• **AIM OF THE TASK**
In each of the items below, swap every "temp-data-point" for "temperature-data-point" and reproduce the lines with nothing else changed.
= = = = =
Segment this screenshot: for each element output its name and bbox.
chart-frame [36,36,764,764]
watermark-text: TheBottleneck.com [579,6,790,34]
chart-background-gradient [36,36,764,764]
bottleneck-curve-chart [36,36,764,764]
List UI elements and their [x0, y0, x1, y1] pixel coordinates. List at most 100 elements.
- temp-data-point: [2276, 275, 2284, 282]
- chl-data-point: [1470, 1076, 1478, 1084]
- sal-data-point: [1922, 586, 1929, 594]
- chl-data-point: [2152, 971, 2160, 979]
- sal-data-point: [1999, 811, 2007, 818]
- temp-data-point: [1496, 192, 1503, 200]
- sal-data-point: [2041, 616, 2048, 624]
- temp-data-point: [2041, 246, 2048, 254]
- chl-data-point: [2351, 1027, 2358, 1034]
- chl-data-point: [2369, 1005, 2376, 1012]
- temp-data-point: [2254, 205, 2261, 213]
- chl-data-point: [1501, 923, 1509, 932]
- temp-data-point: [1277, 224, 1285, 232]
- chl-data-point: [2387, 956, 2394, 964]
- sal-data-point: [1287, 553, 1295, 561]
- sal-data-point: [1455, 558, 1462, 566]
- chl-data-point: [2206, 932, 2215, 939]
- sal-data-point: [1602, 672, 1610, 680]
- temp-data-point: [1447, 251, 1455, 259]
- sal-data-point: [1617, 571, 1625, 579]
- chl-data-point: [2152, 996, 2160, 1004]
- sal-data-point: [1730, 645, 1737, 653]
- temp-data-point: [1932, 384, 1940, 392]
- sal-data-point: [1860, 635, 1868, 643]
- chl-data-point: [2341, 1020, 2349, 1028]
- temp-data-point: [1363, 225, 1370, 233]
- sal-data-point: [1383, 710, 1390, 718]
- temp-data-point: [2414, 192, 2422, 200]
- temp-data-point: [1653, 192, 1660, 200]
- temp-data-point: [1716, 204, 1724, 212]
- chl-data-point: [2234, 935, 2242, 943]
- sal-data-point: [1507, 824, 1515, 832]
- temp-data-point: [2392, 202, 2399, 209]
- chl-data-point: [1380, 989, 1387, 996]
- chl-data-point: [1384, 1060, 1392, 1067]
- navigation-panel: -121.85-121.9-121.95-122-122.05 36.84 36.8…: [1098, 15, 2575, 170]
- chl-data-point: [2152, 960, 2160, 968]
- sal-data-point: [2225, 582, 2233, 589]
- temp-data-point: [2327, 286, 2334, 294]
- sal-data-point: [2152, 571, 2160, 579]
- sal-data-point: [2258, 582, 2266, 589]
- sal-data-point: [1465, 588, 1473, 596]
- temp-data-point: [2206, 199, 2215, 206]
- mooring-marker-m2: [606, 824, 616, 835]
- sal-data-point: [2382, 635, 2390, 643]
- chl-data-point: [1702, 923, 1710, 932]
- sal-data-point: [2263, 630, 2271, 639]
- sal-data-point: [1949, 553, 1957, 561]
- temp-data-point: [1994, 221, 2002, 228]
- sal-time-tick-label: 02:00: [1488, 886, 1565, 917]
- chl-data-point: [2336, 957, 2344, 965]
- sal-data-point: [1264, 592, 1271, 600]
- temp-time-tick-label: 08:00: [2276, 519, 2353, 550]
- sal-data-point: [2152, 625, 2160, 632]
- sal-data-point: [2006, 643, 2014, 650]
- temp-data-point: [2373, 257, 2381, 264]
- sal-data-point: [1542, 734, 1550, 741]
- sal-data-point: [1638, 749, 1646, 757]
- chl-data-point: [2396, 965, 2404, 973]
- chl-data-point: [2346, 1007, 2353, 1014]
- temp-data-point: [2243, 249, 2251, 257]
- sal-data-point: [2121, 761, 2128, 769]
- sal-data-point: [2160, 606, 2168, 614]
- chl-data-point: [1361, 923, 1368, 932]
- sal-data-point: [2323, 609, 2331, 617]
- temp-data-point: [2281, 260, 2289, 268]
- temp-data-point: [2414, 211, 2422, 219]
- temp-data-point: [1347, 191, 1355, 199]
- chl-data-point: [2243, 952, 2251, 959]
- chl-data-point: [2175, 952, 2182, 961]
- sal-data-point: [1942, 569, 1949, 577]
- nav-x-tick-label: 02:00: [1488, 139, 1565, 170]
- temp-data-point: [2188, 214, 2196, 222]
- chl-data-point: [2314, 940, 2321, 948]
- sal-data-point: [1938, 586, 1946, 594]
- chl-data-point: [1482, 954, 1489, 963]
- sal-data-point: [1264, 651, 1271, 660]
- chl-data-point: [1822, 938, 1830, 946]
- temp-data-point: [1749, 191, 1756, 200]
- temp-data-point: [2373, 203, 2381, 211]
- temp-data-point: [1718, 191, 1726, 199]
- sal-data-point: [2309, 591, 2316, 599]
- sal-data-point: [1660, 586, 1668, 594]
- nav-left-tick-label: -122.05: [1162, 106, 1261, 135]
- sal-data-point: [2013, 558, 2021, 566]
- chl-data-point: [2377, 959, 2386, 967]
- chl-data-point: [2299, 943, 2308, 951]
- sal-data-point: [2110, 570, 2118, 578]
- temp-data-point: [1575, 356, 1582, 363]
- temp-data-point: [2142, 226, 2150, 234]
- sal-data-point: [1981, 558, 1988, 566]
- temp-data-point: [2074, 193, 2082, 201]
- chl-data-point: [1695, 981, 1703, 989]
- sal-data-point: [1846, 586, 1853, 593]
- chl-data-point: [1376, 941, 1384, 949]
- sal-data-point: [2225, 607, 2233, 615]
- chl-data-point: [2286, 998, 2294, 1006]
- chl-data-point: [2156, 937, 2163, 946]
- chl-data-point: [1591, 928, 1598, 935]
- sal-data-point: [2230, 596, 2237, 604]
= = = = =
• **RESPONSE**
Segment this screenshot: for each element output its name and bbox.
chart-frame [36,36,764,764]
watermark-text: TheBottleneck.com [579,6,790,34]
chart-background-gradient [36,36,764,764]
bottleneck-curve-chart [36,36,764,764]
List UI elements and their [x0, y0, x1, y1] pixel coordinates. List at most 100 elements.
- temperature-data-point: [2276, 275, 2284, 282]
- chl-data-point: [1470, 1076, 1478, 1084]
- sal-data-point: [1922, 586, 1929, 594]
- chl-data-point: [2152, 971, 2160, 979]
- sal-data-point: [1999, 811, 2007, 818]
- temperature-data-point: [1496, 192, 1503, 200]
- sal-data-point: [2041, 616, 2048, 624]
- temperature-data-point: [2041, 246, 2048, 254]
- chl-data-point: [2351, 1027, 2358, 1034]
- chl-data-point: [2369, 1005, 2376, 1012]
- temperature-data-point: [2254, 205, 2261, 213]
- chl-data-point: [1501, 923, 1509, 932]
- temperature-data-point: [1277, 224, 1285, 232]
- chl-data-point: [2387, 956, 2394, 964]
- sal-data-point: [1287, 553, 1295, 561]
- sal-data-point: [1455, 558, 1462, 566]
- chl-data-point: [2206, 932, 2215, 939]
- sal-data-point: [1602, 672, 1610, 680]
- temperature-data-point: [1447, 251, 1455, 259]
- sal-data-point: [1617, 571, 1625, 579]
- chl-data-point: [2152, 996, 2160, 1004]
- sal-data-point: [1730, 645, 1737, 653]
- temperature-data-point: [1932, 384, 1940, 392]
- sal-data-point: [1860, 635, 1868, 643]
- chl-data-point: [2341, 1020, 2349, 1028]
- temperature-data-point: [1363, 225, 1370, 233]
- sal-data-point: [1383, 710, 1390, 718]
- temperature-data-point: [2414, 192, 2422, 200]
- temperature-data-point: [1653, 192, 1660, 200]
- temperature-data-point: [1716, 204, 1724, 212]
- chl-data-point: [2234, 935, 2242, 943]
- sal-data-point: [1507, 824, 1515, 832]
- temperature-data-point: [2392, 202, 2399, 209]
- chl-data-point: [1380, 989, 1387, 996]
- chl-data-point: [1384, 1060, 1392, 1067]
- navigation-panel: -121.85-121.9-121.95-122-122.05 36.84 36.8…: [1098, 15, 2575, 170]
- chl-data-point: [2152, 960, 2160, 968]
- sal-data-point: [2225, 582, 2233, 589]
- temperature-data-point: [2327, 286, 2334, 294]
- sal-data-point: [2152, 571, 2160, 579]
- sal-data-point: [2258, 582, 2266, 589]
- sal-data-point: [1465, 588, 1473, 596]
- temperature-data-point: [2206, 199, 2215, 206]
- mooring-marker-m2: [606, 824, 616, 835]
- sal-data-point: [2382, 635, 2390, 643]
- chl-data-point: [1702, 923, 1710, 932]
- sal-data-point: [2263, 630, 2271, 639]
- sal-data-point: [1949, 553, 1957, 561]
- temperature-data-point: [1994, 221, 2002, 228]
- sal-time-tick-label: 02:00: [1488, 886, 1565, 917]
- chl-data-point: [2336, 957, 2344, 965]
- sal-data-point: [1264, 592, 1271, 600]
- temp-time-tick-label: 08:00: [2276, 519, 2353, 550]
- sal-data-point: [2152, 625, 2160, 632]
- sal-data-point: [2006, 643, 2014, 650]
- temperature-data-point: [2373, 257, 2381, 264]
- sal-data-point: [1542, 734, 1550, 741]
- sal-data-point: [1638, 749, 1646, 757]
- chl-data-point: [2396, 965, 2404, 973]
- chl-data-point: [2346, 1007, 2353, 1014]
- temperature-data-point: [2243, 249, 2251, 257]
- sal-data-point: [2121, 761, 2128, 769]
- sal-data-point: [2160, 606, 2168, 614]
- chl-data-point: [1361, 923, 1368, 932]
- sal-data-point: [2323, 609, 2331, 617]
- temperature-data-point: [2281, 260, 2289, 268]
- temperature-data-point: [2414, 211, 2422, 219]
- temperature-data-point: [1347, 191, 1355, 199]
- chl-data-point: [2243, 952, 2251, 959]
- chl-data-point: [2175, 952, 2182, 961]
- sal-data-point: [1942, 569, 1949, 577]
- nav-x-tick-label: 02:00: [1488, 139, 1565, 170]
- temperature-data-point: [2188, 214, 2196, 222]
- chl-data-point: [2314, 940, 2321, 948]
- sal-data-point: [1938, 586, 1946, 594]
- chl-data-point: [1482, 954, 1489, 963]
- sal-data-point: [1264, 651, 1271, 660]
- chl-data-point: [1822, 938, 1830, 946]
- temperature-data-point: [1749, 191, 1756, 200]
- temperature-data-point: [2373, 203, 2381, 211]
- temperature-data-point: [1718, 191, 1726, 199]
- sal-data-point: [2309, 591, 2316, 599]
- sal-data-point: [1660, 586, 1668, 594]
- nav-left-tick-label: -122.05: [1162, 106, 1261, 135]
- sal-data-point: [2013, 558, 2021, 566]
- chl-data-point: [2377, 959, 2386, 967]
- chl-data-point: [2299, 943, 2308, 951]
- sal-data-point: [2110, 570, 2118, 578]
- temperature-data-point: [1575, 356, 1582, 363]
- temperature-data-point: [2142, 226, 2150, 234]
- sal-data-point: [1981, 558, 1988, 566]
- temperature-data-point: [2074, 193, 2082, 201]
- chl-data-point: [1695, 981, 1703, 989]
- sal-data-point: [1846, 586, 1853, 593]
- chl-data-point: [1376, 941, 1384, 949]
- sal-data-point: [2225, 607, 2233, 615]
- chl-data-point: [2286, 998, 2294, 1006]
- chl-data-point: [2156, 937, 2163, 946]
- chl-data-point: [1591, 928, 1598, 935]
- sal-data-point: [2230, 596, 2237, 604]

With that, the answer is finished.